Exactly as they appear, output all of the records. Skip any images.

+ + +

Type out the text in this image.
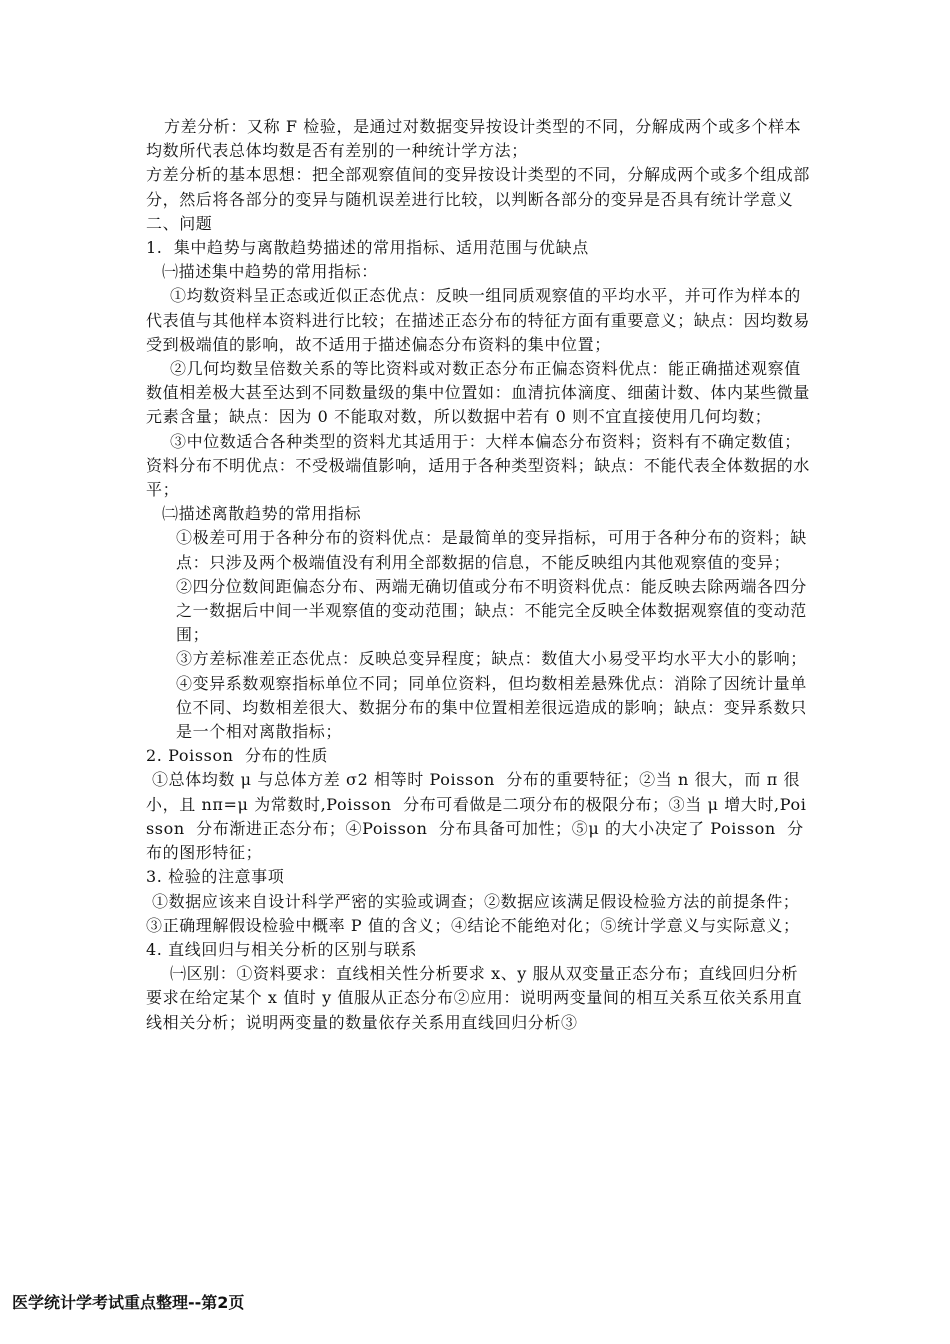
方差分析：又称 F 检验，是通过对数据变异按设计类型的不同，分解成两个或多个样本均数所代表总体均数是否有差别的一种统计学方法；

方差分析的基本思想：把全部观察值间的变异按设计类型的不同，分解成两个或多个组成部分，然后将各部分的变异与随机误差进行比较，以判断各部分的变异是否具有统计学意义

二、问题

1.  集中趋势与离散趋势描述的常用指标、适用范围与优缺点

㈠描述集中趋势的常用指标：

①均数资料呈正态或近似正态优点：反映一组同质观察值的平均水平，并可作为样本的代表值与其他样本资料进行比较；在描述正态分布的特征方面有重要意义；缺点：因均数易受到极端值的影响，故不适用于描述偏态分布资料的集中位置；

②几何均数呈倍数关系的等比资料或对数正态分布正偏态资料优点：能正确描述观察值数值相差极大甚至达到不同数量级的集中位置如：血清抗体滴度、细菌计数、体内某些微量元素含量；缺点：因为 0 不能取对数，所以数据中若有 0 则不宜直接使用几何均数；

③中位数适合各种类型的资料尤其适用于：大样本偏态分布资料；资料有不确定数值；资料分布不明优点：不受极端值影响，适用于各种类型资料；缺点：不能代表全体数据的水平；

㈡描述离散趋势的常用指标

①极差可用于各种分布的资料优点：是最简单的变异指标，可用于各种分布的资料；缺点：只涉及两个极端值没有利用全部数据的信息，不能反映组内其他观察值的变异；

②四分位数间距偏态分布、两端无确切值或分布不明资料优点：能反映去除两端各四分之一数据后中间一半观察值的变动范围；缺点：不能完全反映全体数据观察值的变动范围；

③方差标准差正态优点：反映总变异程度；缺点：数值大小易受平均水平大小的影响；

④变异系数观察指标单位不同；同单位资料，但均数相差悬殊优点：消除了因统计量单位不同、均数相差很大、数据分布的集中位置相差很远造成的影响；缺点：变异系数只是一个相对离散指标；

2. Poisson  分布的性质

①总体均数 μ 与总体方差 σ2 相等时 Poisson  分布的重要特征；②当 n 很大，而 π 很小，且 nπ=μ 为常数时,Poisson  分布可看做是二项分布的极限分布；③当 μ 增大时,Poisson  分布渐进正态分布；④Poisson  分布具备可加性；⑤μ 的大小决定了 Poisson  分布的图形特征；

3. 检验的注意事项

①数据应该来自设计科学严密的实验或调查；②数据应该满足假设检验方法的前提条件；③正确理解假设检验中概率 P 值的含义；④结论不能绝对化；⑤统计学意义与实际意义；

4. 直线回归与相关分析的区别与联系

㈠区别：①资料要求：直线相关性分析要求 x、y 服从双变量正态分布；直线回归分析要求在给定某个 x 值时 y 值服从正态分布②应用：说明两变量间的相互关系互依关系用直线相关分析；说明两变量的数量依存关系用直线回归分析③

医学统计学考试重点整理--第2页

+ + +

■ ANSWER TO THIS EXERCISE
Type out the text in this image.
方差分析：又称 F 检验，是通过对数据变异按设计类型的不同，分解成两个或多个样本均数所代表总体均数是否有差别的一种统计学方法；

方差分析的基本思想：把全部观察值间的变异按设计类型的不同，分解成两个或多个组成部分，然后将各部分的变异与随机误差进行比较，以判断各部分的变异是否具有统计学意义

二、问题

1.  集中趋势与离散趋势描述的常用指标、适用范围与优缺点

㈠描述集中趋势的常用指标：

①均数资料呈正态或近似正态优点：反映一组同质观察值的平均水平，并可作为样本的代表值与其他样本资料进行比较；在描述正态分布的特征方面有重要意义；缺点：因均数易受到极端值的影响，故不适用于描述偏态分布资料的集中位置；

②几何均数呈倍数关系的等比资料或对数正态分布正偏态资料优点：能正确描述观察值数值相差极大甚至达到不同数量级的集中位置如：血清抗体滴度、细菌计数、体内某些微量元素含量；缺点：因为 0 不能取对数，所以数据中若有 0 则不宜直接使用几何均数；

③中位数适合各种类型的资料尤其适用于：大样本偏态分布资料；资料有不确定数值；资料分布不明优点：不受极端值影响，适用于各种类型资料；缺点：不能代表全体数据的水平；

㈡描述离散趋势的常用指标

①极差可用于各种分布的资料优点：是最简单的变异指标，可用于各种分布的资料；缺点：只涉及两个极端值没有利用全部数据的信息，不能反映组内其他观察值的变异；

②四分位数间距偏态分布、两端无确切值或分布不明资料优点：能反映去除两端各四分之一数据后中间一半观察值的变动范围；缺点：不能完全反映全体数据观察值的变动范围；

③方差标准差正态优点：反映总变异程度；缺点：数值大小易受平均水平大小的影响；

④变异系数观察指标单位不同；同单位资料，但均数相差悬殊优点：消除了因统计量单位不同、均数相差很大、数据分布的集中位置相差很远造成的影响；缺点：变异系数只是一个相对离散指标；

2. Poisson  分布的性质

①总体均数 μ 与总体方差 σ2 相等时 Poisson  分布的重要特征；②当 n 很大，而 π 很小，且 nπ=μ 为常数时,Poisson  分布可看做是二项分布的极限分布；③当 μ 增大时,Poisson  分布渐进正态分布；④Poisson  分布具备可加性；⑤μ 的大小决定了 Poisson  分布的图形特征；

3. 检验的注意事项

①数据应该来自设计科学严密的实验或调查；②数据应该满足假设检验方法的前提条件；③正确理解假设检验中概率 P 值的含义；④结论不能绝对化；⑤统计学意义与实际意义；

4. 直线回归与相关分析的区别与联系

㈠区别：①资料要求：直线相关性分析要求 x、y 服从双变量正态分布；直线回归分析要求在给定某个 x 值时 y 值服从正态分布②应用：说明两变量间的相互关系互依关系用直线相关分析；说明两变量的数量依存关系用直线回归分析③

医学统计学考试重点整理--第2页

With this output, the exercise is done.